## [WHAT THIS TASK INVOLVES]
A single number is required: the count of lines in the records below that contain the word "mild".

## [RECORDED DATA]
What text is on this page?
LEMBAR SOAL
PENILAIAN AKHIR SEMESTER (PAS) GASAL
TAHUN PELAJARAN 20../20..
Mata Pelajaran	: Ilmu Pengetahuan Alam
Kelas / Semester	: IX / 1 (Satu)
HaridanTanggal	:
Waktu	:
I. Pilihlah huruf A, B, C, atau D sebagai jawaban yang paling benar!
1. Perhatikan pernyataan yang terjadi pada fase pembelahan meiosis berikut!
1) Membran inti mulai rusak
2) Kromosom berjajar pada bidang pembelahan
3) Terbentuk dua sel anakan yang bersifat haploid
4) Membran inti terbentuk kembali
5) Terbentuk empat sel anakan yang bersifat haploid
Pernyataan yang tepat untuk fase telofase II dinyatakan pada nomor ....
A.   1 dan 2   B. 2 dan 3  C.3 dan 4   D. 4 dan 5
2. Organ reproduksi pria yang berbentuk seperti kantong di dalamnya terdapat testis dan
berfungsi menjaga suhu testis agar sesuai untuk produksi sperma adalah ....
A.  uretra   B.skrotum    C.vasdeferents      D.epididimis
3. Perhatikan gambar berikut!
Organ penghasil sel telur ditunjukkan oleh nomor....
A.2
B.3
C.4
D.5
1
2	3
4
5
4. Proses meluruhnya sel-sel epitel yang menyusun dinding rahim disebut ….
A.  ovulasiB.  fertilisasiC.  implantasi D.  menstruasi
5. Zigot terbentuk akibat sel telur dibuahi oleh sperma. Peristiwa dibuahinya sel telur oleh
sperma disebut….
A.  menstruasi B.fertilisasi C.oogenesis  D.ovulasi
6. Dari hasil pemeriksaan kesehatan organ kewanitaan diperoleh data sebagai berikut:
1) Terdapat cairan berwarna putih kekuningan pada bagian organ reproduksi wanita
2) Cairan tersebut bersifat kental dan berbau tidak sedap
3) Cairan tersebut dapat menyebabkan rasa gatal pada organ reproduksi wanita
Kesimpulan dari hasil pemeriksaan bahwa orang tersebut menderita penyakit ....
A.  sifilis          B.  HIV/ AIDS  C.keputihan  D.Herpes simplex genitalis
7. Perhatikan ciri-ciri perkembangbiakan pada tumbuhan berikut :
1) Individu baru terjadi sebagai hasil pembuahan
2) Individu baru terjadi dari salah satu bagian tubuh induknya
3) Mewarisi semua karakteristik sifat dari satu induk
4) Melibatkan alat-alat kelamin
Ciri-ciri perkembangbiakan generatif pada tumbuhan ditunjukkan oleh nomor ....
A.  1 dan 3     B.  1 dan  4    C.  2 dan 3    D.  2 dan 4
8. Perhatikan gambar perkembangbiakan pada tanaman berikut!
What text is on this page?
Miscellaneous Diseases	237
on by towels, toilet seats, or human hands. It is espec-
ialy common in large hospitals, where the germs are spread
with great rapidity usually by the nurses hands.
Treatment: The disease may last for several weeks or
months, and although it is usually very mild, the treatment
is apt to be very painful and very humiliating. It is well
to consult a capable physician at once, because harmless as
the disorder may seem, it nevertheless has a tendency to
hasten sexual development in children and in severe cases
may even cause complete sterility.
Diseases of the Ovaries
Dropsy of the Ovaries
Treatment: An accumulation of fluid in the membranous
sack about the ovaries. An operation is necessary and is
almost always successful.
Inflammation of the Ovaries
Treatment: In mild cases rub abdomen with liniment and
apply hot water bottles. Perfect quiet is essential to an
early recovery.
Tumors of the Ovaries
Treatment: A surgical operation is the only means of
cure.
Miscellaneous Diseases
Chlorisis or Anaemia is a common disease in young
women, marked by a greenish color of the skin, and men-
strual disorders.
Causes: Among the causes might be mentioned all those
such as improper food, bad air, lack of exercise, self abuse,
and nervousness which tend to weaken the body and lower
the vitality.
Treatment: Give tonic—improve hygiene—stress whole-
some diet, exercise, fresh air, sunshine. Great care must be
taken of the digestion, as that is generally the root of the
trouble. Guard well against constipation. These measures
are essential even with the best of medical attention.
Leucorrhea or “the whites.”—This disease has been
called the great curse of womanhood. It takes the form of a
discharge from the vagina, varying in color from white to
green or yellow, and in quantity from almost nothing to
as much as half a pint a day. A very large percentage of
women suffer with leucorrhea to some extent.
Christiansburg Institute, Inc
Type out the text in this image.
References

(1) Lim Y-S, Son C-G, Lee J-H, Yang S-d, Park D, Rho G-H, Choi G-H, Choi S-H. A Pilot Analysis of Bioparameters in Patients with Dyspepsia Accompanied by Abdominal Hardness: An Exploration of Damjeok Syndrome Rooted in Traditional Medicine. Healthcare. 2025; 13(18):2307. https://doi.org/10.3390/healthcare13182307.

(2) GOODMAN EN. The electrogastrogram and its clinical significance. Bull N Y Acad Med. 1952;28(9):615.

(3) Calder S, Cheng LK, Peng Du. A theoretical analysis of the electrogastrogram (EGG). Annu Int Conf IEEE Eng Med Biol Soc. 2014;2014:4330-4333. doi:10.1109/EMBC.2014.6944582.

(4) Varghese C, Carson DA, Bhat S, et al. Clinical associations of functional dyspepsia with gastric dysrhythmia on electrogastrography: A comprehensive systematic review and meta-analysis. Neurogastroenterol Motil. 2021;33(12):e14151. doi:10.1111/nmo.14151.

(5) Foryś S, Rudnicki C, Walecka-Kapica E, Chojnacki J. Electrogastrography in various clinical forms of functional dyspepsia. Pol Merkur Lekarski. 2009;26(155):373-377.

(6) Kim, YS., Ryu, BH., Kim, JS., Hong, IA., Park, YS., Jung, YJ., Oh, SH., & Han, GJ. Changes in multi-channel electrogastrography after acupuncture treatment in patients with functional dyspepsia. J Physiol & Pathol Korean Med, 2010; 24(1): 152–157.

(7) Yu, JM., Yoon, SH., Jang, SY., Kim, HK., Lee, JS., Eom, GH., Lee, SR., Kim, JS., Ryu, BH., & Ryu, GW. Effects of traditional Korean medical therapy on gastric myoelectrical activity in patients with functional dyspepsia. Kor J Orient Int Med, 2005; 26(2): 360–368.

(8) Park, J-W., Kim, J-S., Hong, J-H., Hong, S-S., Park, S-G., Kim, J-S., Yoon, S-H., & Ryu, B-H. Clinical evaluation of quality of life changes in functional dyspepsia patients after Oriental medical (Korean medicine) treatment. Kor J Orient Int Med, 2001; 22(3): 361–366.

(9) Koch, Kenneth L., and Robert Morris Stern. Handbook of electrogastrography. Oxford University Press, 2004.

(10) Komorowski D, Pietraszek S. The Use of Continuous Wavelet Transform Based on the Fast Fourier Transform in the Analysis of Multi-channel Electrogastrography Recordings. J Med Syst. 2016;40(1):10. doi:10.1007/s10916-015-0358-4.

## [YOUR SOLUTION]
2